Raw records
* * *
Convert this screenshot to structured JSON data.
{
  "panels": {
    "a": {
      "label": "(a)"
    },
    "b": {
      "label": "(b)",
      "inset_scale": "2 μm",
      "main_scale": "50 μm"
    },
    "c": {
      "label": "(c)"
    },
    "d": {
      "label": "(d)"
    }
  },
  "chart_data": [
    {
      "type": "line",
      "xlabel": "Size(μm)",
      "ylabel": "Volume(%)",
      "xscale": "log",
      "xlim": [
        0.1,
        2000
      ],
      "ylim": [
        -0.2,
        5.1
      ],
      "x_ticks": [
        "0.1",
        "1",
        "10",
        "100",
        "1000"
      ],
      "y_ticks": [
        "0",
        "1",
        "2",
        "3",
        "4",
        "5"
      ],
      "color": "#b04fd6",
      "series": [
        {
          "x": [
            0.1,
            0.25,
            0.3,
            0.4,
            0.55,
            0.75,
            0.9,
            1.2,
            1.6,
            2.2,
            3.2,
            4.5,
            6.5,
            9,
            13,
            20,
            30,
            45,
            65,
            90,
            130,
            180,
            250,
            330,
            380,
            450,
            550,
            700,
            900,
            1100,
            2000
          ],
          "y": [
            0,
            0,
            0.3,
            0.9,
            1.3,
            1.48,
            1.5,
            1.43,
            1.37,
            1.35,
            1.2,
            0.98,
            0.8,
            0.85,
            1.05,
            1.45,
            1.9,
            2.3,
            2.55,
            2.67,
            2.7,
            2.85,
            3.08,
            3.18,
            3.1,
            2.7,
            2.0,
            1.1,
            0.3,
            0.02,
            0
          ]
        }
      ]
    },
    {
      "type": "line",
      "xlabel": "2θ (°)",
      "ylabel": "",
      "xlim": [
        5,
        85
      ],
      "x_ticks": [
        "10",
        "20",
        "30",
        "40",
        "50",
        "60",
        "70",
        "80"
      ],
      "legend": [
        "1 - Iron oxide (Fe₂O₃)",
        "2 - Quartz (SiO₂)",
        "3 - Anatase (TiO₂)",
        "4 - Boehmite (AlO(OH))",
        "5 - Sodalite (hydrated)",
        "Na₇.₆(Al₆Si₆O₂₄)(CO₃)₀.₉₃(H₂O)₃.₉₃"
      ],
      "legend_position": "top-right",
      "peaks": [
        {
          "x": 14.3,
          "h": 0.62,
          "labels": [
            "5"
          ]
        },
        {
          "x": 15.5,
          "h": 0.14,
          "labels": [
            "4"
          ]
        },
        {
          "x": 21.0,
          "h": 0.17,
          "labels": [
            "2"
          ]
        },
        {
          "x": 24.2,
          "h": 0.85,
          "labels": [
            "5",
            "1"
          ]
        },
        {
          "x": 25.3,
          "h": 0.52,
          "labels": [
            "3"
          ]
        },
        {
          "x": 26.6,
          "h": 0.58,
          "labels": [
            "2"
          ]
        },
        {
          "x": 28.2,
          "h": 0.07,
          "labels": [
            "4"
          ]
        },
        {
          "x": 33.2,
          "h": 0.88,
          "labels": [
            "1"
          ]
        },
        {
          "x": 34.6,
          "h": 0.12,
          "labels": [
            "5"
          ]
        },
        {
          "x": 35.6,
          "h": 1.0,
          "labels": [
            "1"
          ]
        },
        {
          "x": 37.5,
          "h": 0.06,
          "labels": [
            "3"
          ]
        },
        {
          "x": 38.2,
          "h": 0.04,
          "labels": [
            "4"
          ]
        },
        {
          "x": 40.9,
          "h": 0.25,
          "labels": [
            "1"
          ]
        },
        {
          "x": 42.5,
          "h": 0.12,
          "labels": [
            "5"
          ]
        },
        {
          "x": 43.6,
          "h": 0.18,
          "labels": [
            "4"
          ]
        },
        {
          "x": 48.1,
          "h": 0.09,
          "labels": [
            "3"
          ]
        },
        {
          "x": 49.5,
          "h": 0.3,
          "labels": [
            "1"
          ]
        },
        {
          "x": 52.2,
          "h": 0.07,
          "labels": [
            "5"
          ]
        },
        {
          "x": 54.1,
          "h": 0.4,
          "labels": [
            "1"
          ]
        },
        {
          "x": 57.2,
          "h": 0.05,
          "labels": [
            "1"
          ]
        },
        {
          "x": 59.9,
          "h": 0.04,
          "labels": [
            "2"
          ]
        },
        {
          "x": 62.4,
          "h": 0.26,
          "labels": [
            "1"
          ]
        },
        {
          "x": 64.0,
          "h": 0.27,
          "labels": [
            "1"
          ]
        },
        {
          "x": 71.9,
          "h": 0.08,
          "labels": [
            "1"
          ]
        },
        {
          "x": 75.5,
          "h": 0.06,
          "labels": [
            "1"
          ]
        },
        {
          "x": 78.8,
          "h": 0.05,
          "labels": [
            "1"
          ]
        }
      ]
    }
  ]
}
* * *
- [What the task asks] Repeat every line of the data, exactly and in full.

- [Solution for this problem]
Convert this screenshot to structured JSON data.
{
  "panels": {
    "a": {
      "label": "(a)"
    },
    "b": {
      "label": "(b)",
      "inset_scale": "2 μm",
      "main_scale": "50 μm"
    },
    "c": {
      "label": "(c)"
    },
    "d": {
      "label": "(d)"
    }
  },
  "chart_data": [
    {
      "type": "line",
      "xlabel": "Size(μm)",
      "ylabel": "Volume(%)",
      "xscale": "log",
      "xlim": [
        0.1,
        2000
      ],
      "ylim": [
        -0.2,
        5.1
      ],
      "x_ticks": [
        "0.1",
        "1",
        "10",
        "100",
        "1000"
      ],
      "y_ticks": [
        "0",
        "1",
        "2",
        "3",
        "4",
        "5"
      ],
      "color": "#b04fd6",
      "series": [
        {
          "x": [
            0.1,
            0.25,
            0.3,
            0.4,
            0.55,
            0.75,
            0.9,
            1.2,
            1.6,
            2.2,
            3.2,
            4.5,
            6.5,
            9,
            13,
            20,
            30,
            45,
            65,
            90,
            130,
            180,
            250,
            330,
            380,
            450,
            550,
            700,
            900,
            1100,
            2000
          ],
          "y": [
            0,
            0,
            0.3,
            0.9,
            1.3,
            1.48,
            1.5,
            1.43,
            1.37,
            1.35,
            1.2,
            0.98,
            0.8,
            0.85,
            1.05,
            1.45,
            1.9,
            2.3,
            2.55,
            2.67,
            2.7,
            2.85,
            3.08,
            3.18,
            3.1,
            2.7,
            2.0,
            1.1,
            0.3,
            0.02,
            0
          ]
        }
      ]
    },
    {
      "type": "line",
      "xlabel": "2θ (°)",
      "ylabel": "",
      "xlim": [
        5,
        85
      ],
      "x_ticks": [
        "10",
        "20",
        "30",
        "40",
        "50",
        "60",
        "70",
        "80"
      ],
      "legend": [
        "1 - Iron oxide (Fe₂O₃)",
        "2 - Quartz (SiO₂)",
        "3 - Anatase (TiO₂)",
        "4 - Boehmite (AlO(OH))",
        "5 - Sodalite (hydrated)",
        "Na₇.₆(Al₆Si₆O₂₄)(CO₃)₀.₉₃(H₂O)₃.₉₃"
      ],
      "legend_position": "top-right",
      "peaks": [
        {
          "x": 14.3,
          "h": 0.62,
          "labels": [
            "5"
          ]
        },
        {
          "x": 15.5,
          "h": 0.14,
          "labels": [
            "4"
          ]
        },
        {
          "x": 21.0,
          "h": 0.17,
          "labels": [
            "2"
          ]
        },
        {
          "x": 24.2,
          "h": 0.85,
          "labels": [
            "5",
            "1"
          ]
        },
        {
          "x": 25.3,
          "h": 0.52,
          "labels": [
            "3"
          ]
        },
        {
          "x": 26.6,
          "h": 0.58,
          "labels": [
            "2"
          ]
        },
        {
          "x": 28.2,
          "h": 0.07,
          "labels": [
            "4"
          ]
        },
        {
          "x": 33.2,
          "h": 0.88,
          "labels": [
            "1"
          ]
        },
        {
          "x": 34.6,
          "h": 0.12,
          "labels": [
            "5"
          ]
        },
        {
          "x": 35.6,
          "h": 1.0,
          "labels": [
            "1"
          ]
        },
        {
          "x": 37.5,
          "h": 0.06,
          "labels": [
            "3"
          ]
        },
        {
          "x": 38.2,
          "h": 0.04,
          "labels": [
            "4"
          ]
        },
        {
          "x": 40.9,
          "h": 0.25,
          "labels": [
            "1"
          ]
        },
        {
          "x": 42.5,
          "h": 0.12,
          "labels": [
            "5"
          ]
        },
        {
          "x": 43.6,
          "h": 0.18,
          "labels": [
            "4"
          ]
        },
        {
          "x": 48.1,
          "h": 0.09,
          "labels": [
            "3"
          ]
        },
        {
          "x": 49.5,
          "h": 0.3,
          "labels": [
            "1"
          ]
        },
        {
          "x": 52.2,
          "h": 0.07,
          "labels": [
            "5"
          ]
        },
        {
          "x": 54.1,
          "h": 0.4,
          "labels": [
            "1"
          ]
        },
        {
          "x": 57.2,
          "h": 0.05,
          "labels": [
            "1"
          ]
        },
        {
          "x": 59.9,
          "h": 0.04,
          "labels": [
            "2"
          ]
        },
        {
          "x": 62.4,
          "h": 0.26,
          "labels": [
            "1"
          ]
        },
        {
          "x": 64.0,
          "h": 0.27,
          "labels": [
            "1"
          ]
        },
        {
          "x": 71.9,
          "h": 0.08,
          "labels": [
            "1"
          ]
        },
        {
          "x": 75.5,
          "h": 0.06,
          "labels": [
            "1"
          ]
        },
        {
          "x": 78.8,
          "h": 0.05,
          "labels": [
            "1"
          ]
        }
      ]
    }
  ]
}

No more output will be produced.